→ STATED PROBLEM:
Collect each line holding the string "Loge".

#####

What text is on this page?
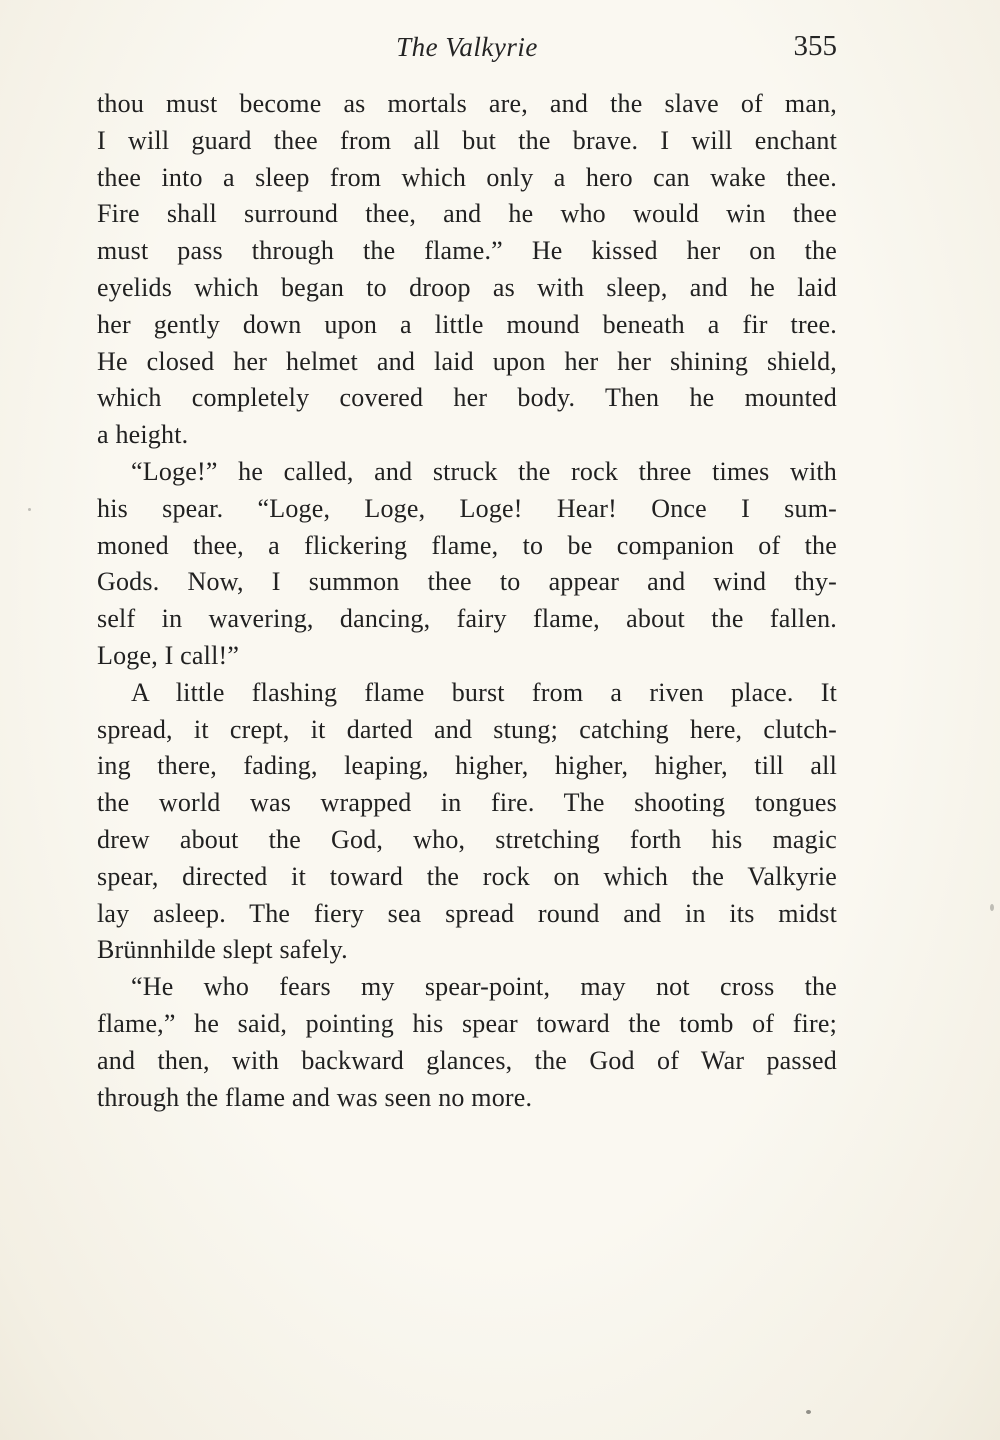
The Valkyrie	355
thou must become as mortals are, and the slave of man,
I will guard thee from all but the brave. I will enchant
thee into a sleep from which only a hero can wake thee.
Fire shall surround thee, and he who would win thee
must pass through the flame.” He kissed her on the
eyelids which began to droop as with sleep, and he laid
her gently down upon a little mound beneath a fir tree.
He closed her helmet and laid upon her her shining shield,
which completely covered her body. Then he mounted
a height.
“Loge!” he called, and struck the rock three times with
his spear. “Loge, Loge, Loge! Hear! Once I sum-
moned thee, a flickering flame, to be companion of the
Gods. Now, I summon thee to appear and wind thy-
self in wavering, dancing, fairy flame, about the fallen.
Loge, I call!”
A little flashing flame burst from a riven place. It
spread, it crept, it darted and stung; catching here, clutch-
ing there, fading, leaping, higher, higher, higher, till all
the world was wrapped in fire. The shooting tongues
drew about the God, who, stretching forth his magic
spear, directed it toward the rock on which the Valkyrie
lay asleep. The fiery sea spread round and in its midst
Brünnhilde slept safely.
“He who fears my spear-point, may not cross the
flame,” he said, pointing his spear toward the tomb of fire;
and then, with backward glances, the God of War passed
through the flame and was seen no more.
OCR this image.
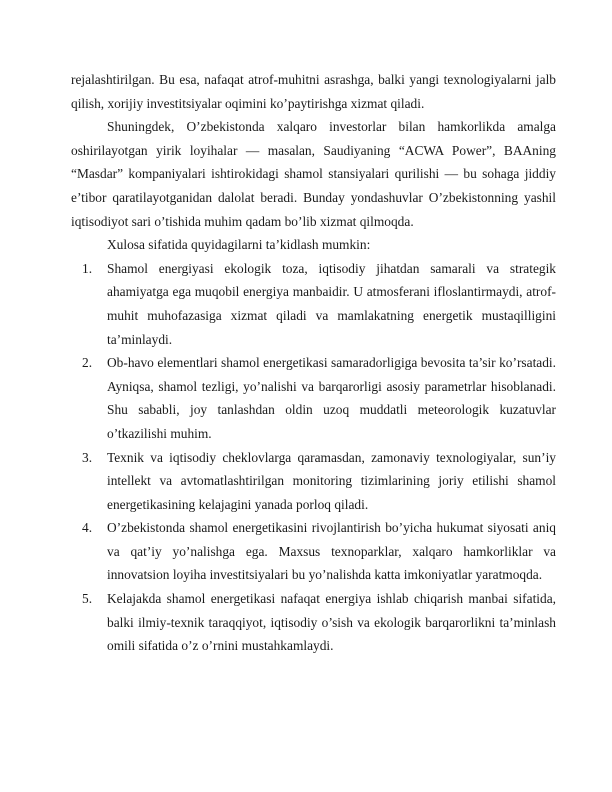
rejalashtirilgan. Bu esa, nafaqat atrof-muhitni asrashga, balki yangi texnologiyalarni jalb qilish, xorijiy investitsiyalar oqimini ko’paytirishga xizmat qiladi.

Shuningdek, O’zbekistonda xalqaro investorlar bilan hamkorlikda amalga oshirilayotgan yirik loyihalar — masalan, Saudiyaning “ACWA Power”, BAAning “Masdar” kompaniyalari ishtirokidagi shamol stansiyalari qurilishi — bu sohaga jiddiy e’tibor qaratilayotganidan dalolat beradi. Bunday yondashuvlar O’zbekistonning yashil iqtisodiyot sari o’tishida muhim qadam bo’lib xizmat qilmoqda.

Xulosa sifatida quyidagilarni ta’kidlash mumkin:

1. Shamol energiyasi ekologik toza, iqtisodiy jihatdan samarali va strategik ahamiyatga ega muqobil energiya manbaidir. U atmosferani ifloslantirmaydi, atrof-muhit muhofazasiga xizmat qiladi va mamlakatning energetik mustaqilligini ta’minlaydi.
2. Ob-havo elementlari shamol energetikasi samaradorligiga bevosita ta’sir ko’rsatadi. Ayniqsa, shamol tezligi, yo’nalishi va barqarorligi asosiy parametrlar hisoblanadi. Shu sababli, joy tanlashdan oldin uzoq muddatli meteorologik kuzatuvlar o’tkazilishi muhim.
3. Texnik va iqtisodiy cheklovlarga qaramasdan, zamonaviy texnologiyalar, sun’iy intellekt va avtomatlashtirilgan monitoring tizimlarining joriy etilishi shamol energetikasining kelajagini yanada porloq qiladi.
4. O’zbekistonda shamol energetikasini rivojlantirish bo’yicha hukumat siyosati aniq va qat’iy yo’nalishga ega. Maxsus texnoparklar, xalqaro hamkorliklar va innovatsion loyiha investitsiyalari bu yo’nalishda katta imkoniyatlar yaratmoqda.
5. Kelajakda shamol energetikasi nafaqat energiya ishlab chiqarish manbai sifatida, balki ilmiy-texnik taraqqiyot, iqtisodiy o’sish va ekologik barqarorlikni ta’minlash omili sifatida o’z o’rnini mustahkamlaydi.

#####

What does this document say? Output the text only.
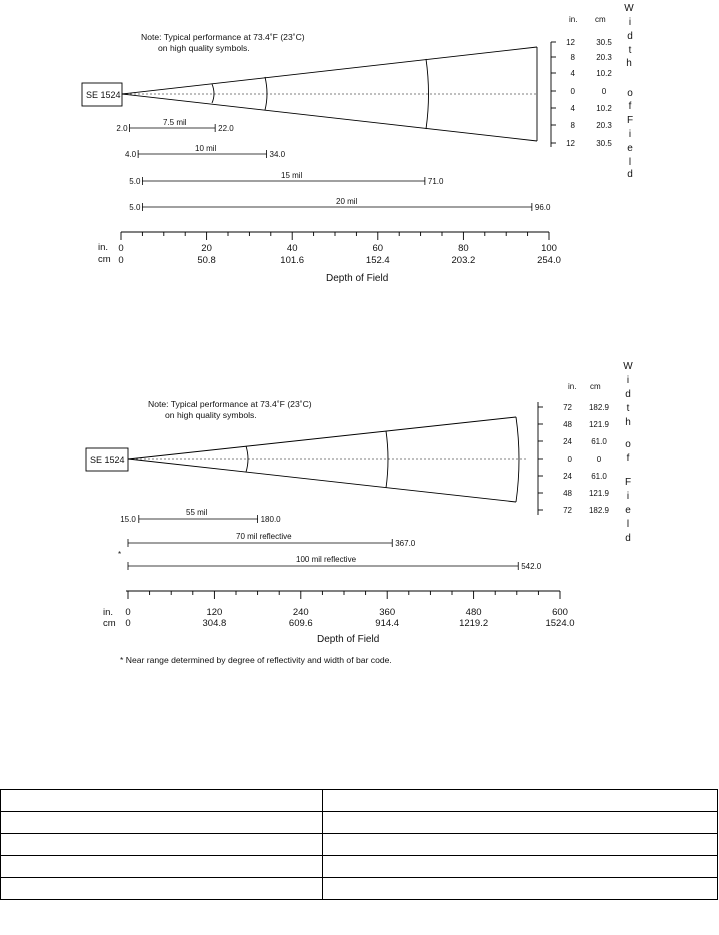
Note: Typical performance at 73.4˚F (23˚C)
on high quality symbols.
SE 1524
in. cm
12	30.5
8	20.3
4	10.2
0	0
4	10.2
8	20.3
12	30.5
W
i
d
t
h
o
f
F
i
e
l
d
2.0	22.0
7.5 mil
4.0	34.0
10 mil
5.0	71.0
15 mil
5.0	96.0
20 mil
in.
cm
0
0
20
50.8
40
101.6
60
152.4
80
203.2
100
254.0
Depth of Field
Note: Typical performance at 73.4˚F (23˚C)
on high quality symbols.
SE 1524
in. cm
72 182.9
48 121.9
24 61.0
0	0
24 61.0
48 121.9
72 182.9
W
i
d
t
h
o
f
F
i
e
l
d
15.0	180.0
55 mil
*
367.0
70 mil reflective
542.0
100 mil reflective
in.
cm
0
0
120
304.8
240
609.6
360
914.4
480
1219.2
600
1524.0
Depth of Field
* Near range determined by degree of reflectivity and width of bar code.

#####

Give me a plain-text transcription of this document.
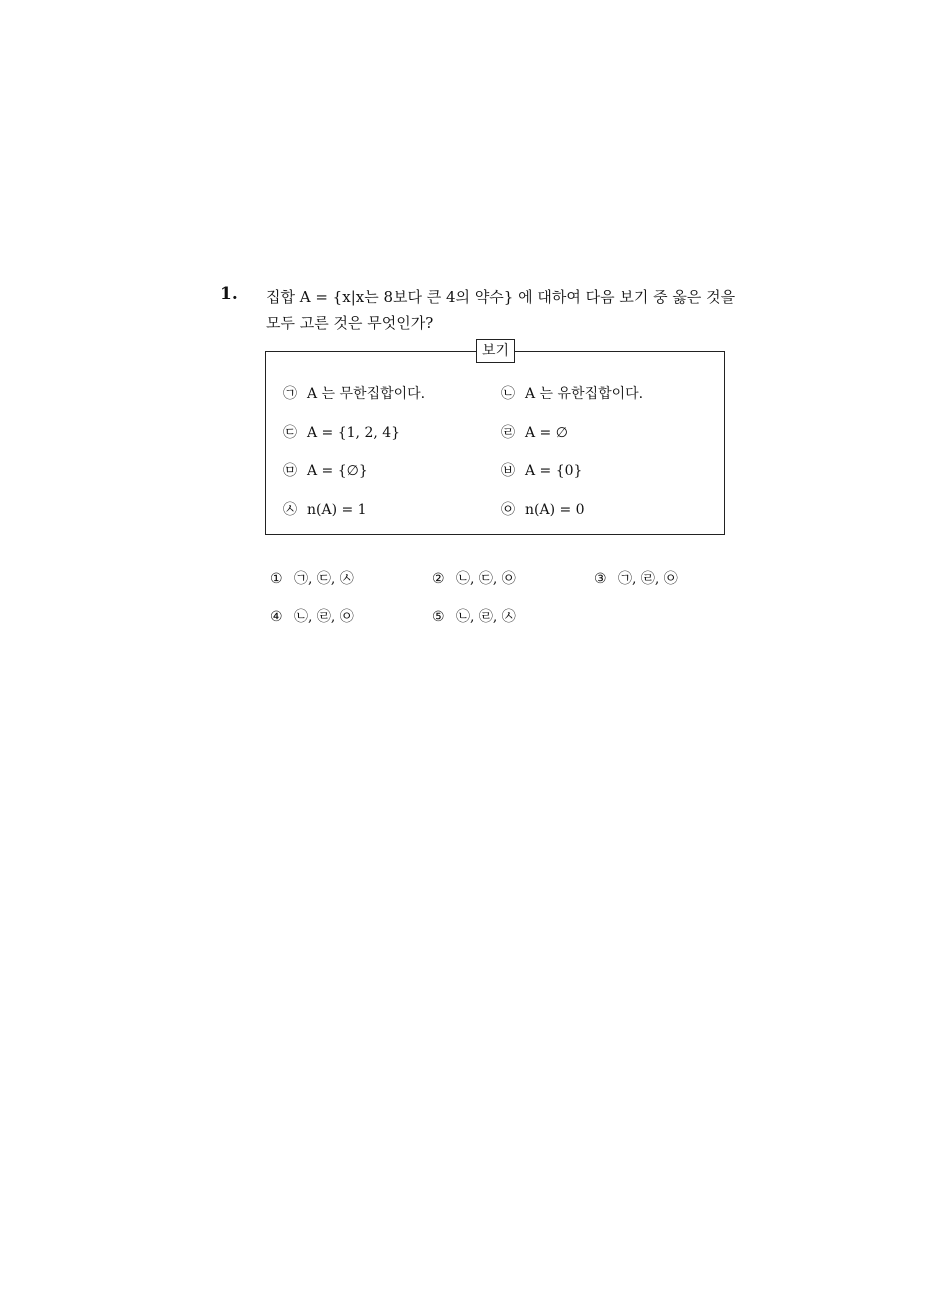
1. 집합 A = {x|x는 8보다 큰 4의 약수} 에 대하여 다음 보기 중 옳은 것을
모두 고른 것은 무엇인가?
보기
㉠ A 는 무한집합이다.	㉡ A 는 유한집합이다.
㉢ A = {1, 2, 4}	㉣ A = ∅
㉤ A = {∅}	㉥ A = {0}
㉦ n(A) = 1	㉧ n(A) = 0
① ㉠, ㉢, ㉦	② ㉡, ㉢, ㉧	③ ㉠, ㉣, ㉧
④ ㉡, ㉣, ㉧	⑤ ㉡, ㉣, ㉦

#####

→ ANSWER:
“Loge!” he called, and struck the rock three times with
his spear. “Loge, Loge, Loge! Hear! Once I sum-
Loge, I call!”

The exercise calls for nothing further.